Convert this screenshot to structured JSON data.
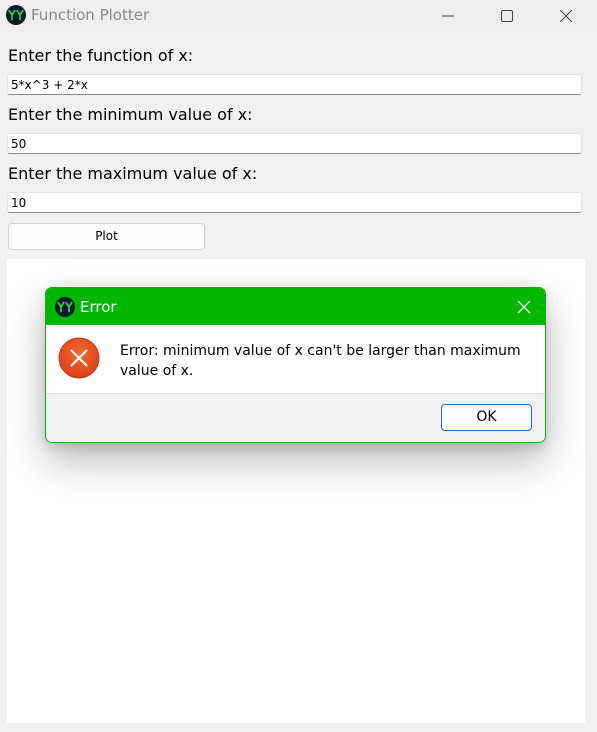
{
  "window": {
    "title": "Function Plotter",
    "logo_icon": "yy-logo-icon",
    "controls": [
      "minimize-icon",
      "maximize-icon",
      "close-icon"
    ]
  },
  "form": {
    "function_label": "Enter the function of x:",
    "function_value": "5*x^3 + 2*x",
    "min_label": "Enter the minimum value of x:",
    "min_value": "50",
    "max_label": "Enter the maximum value of x:",
    "max_value": "10",
    "plot_button": "Plot"
  },
  "error_dialog": {
    "title": "Error",
    "message": "Error: minimum value of x can't be larger than maximum value of x.",
    "ok_button": "OK",
    "icon": "error-icon",
    "accent_color": "#00b700",
    "error_color": "#e4491b"
  }
}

(TASK DIRECTIONS):
Take the data above and repeat it exactly, leaving each picture out.

(REPLY TO THE TASK):
Convert this screenshot to structured JSON data.
{
  "window": {
    "title": "Function Plotter",
    "logo_icon": "yy-logo-icon",
    "controls": [
      "minimize-icon",
      "maximize-icon",
      "close-icon"
    ]
  },
  "form": {
    "function_label": "Enter the function of x:",
    "function_value": "5*x^3 + 2*x",
    "min_label": "Enter the minimum value of x:",
    "min_value": "50",
    "max_label": "Enter the maximum value of x:",
    "max_value": "10",
    "plot_button": "Plot"
  },
  "error_dialog": {
    "title": "Error",
    "message": "Error: minimum value of x can't be larger than maximum value of x.",
    "ok_button": "OK",
    "icon": "error-icon",
    "accent_color": "#00b700",
    "error_color": "#e4491b"
  }
}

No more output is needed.